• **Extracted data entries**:
____________

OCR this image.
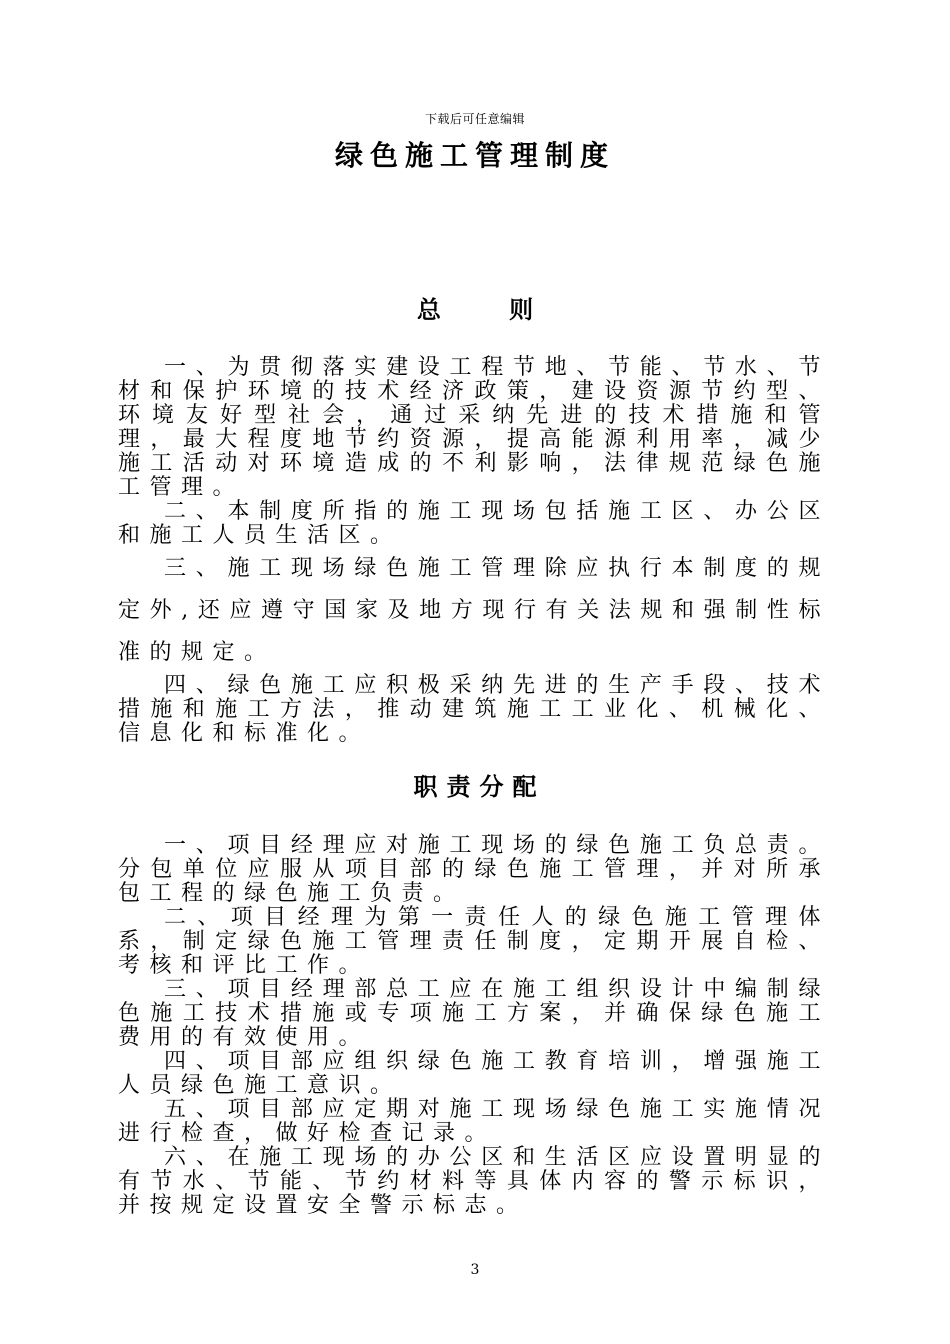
下载后可任意编辑
绿色施工管理制度
总 则

一、为贯彻落实建设工程节地、节能、节水、节材和保护环境的技术经济政策，建设资源节约型、环境友好型社会，通过采纳先进的技术措施和管理，最大程度地节约资源，提高能源利用率，减少施工活动对环境造成的不利影响，法律规范绿色施工管理。

二、本制度所指的施工现场包括施工区、办公区和施工人员生活区。

三、施工现场绿色施工管理除应执行本制度的规定外,还应遵守国家及地方现行有关法规和强制性标准的规定。

四、绿色施工应积极采纳先进的生产手段、技术措施和施工方法，推动建筑施工工业化、机械化、信息化和标准化。

职责分配

一、项目经理应对施工现场的绿色施工负总责。分包单位应服从项目部的绿色施工管理，并对所承包工程的绿色施工负责。

二、项目经理为第一责任人的绿色施工管理体系，制定绿色施工管理责任制度，定期开展自检、考核和评比工作。

三、项目经理部总工应在施工组织设计中编制绿色施工技术措施或专项施工方案，并确保绿色施工费用的有效使用。

四、项目部应组织绿色施工教育培训，增强施工人员绿色施工意识。

五、项目部应定期对施工现场绿色施工实施情况进行检查，做好检查记录。

六、在施工现场的办公区和生活区应设置明显的有节水、节能、节约材料等具体内容的警示标识，并按规定设置安全警示标志。

3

____________

• **Requirement**: Repeat each record exactly as shown above, dropping all images.

• **Correct output**:
OCR this image.
下载后可任意编辑
绿色施工管理制度
总 则

一、为贯彻落实建设工程节地、节能、节水、节材和保护环境的技术经济政策，建设资源节约型、环境友好型社会，通过采纳先进的技术措施和管理，最大程度地节约资源，提高能源利用率，减少施工活动对环境造成的不利影响，法律规范绿色施工管理。

二、本制度所指的施工现场包括施工区、办公区和施工人员生活区。

三、施工现场绿色施工管理除应执行本制度的规定外,还应遵守国家及地方现行有关法规和强制性标准的规定。

四、绿色施工应积极采纳先进的生产手段、技术措施和施工方法，推动建筑施工工业化、机械化、信息化和标准化。

职责分配

一、项目经理应对施工现场的绿色施工负总责。分包单位应服从项目部的绿色施工管理，并对所承包工程的绿色施工负责。

二、项目经理为第一责任人的绿色施工管理体系，制定绿色施工管理责任制度，定期开展自检、考核和评比工作。

三、项目经理部总工应在施工组织设计中编制绿色施工技术措施或专项施工方案，并确保绿色施工费用的有效使用。

四、项目部应组织绿色施工教育培训，增强施工人员绿色施工意识。

五、项目部应定期对施工现场绿色施工实施情况进行检查，做好检查记录。

六、在施工现场的办公区和生活区应设置明显的有节水、节能、节约材料等具体内容的警示标识，并按规定设置安全警示标志。

3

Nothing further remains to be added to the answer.